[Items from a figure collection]
========================================================================

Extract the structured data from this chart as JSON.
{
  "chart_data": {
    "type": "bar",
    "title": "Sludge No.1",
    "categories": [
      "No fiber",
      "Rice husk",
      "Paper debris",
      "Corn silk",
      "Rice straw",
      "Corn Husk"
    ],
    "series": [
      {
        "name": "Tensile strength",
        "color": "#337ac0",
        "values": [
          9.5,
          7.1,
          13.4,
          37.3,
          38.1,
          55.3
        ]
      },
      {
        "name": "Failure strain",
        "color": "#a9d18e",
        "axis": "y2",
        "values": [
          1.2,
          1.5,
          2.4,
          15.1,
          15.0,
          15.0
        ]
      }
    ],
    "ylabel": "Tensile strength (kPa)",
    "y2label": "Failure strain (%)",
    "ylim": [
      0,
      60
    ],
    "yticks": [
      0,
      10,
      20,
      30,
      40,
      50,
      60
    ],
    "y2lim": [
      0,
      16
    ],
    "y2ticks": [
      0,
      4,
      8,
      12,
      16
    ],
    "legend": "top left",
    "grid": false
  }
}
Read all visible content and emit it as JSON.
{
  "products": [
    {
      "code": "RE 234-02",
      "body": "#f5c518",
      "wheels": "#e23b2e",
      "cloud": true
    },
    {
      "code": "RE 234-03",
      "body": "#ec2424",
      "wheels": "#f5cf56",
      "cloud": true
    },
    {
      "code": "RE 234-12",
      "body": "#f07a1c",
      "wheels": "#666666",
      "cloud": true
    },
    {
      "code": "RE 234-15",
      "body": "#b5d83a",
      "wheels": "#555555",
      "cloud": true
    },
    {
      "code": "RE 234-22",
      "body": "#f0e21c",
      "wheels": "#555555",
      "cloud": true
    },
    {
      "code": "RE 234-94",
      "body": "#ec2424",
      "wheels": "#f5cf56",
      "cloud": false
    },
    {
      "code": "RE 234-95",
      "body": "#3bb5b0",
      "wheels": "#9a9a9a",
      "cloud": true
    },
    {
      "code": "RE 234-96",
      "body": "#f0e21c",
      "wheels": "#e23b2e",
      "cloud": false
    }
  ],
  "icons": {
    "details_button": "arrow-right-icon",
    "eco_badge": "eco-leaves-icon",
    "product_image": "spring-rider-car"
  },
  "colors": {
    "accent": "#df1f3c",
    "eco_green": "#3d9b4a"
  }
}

========================================================================

▶ _WHAT YOU HAVE TO DO_
Return every line of the material exactly.

▶ _REPLY_
Extract the structured data from this chart as JSON.
{
  "chart_data": {
    "type": "bar",
    "title": "Sludge No.1",
    "categories": [
      "No fiber",
      "Rice husk",
      "Paper debris",
      "Corn silk",
      "Rice straw",
      "Corn Husk"
    ],
    "series": [
      {
        "name": "Tensile strength",
        "color": "#337ac0",
        "values": [
          9.5,
          7.1,
          13.4,
          37.3,
          38.1,
          55.3
        ]
      },
      {
        "name": "Failure strain",
        "color": "#a9d18e",
        "axis": "y2",
        "values": [
          1.2,
          1.5,
          2.4,
          15.1,
          15.0,
          15.0
        ]
      }
    ],
    "ylabel": "Tensile strength (kPa)",
    "y2label": "Failure strain (%)",
    "ylim": [
      0,
      60
    ],
    "yticks": [
      0,
      10,
      20,
      30,
      40,
      50,
      60
    ],
    "y2lim": [
      0,
      16
    ],
    "y2ticks": [
      0,
      4,
      8,
      12,
      16
    ],
    "legend": "top left",
    "grid": false
  }
}
Read all visible content and emit it as JSON.
{
  "products": [
    {
      "code": "RE 234-02",
      "body": "#f5c518",
      "wheels": "#e23b2e",
      "cloud": true
    },
    {
      "code": "RE 234-03",
      "body": "#ec2424",
      "wheels": "#f5cf56",
      "cloud": true
    },
    {
      "code": "RE 234-12",
      "body": "#f07a1c",
      "wheels": "#666666",
      "cloud": true
    },
    {
      "code": "RE 234-15",
      "body": "#b5d83a",
      "wheels": "#555555",
      "cloud": true
    },
    {
      "code": "RE 234-22",
      "body": "#f0e21c",
      "wheels": "#555555",
      "cloud": true
    },
    {
      "code": "RE 234-94",
      "body": "#ec2424",
      "wheels": "#f5cf56",
      "cloud": false
    },
    {
      "code": "RE 234-95",
      "body": "#3bb5b0",
      "wheels": "#9a9a9a",
      "cloud": true
    },
    {
      "code": "RE 234-96",
      "body": "#f0e21c",
      "wheels": "#e23b2e",
      "cloud": false
    }
  ],
  "icons": {
    "details_button": "arrow-right-icon",
    "eco_badge": "eco-leaves-icon",
    "product_image": "spring-rider-car"
  },
  "colors": {
    "accent": "#df1f3c",
    "eco_green": "#3d9b4a"
  }
}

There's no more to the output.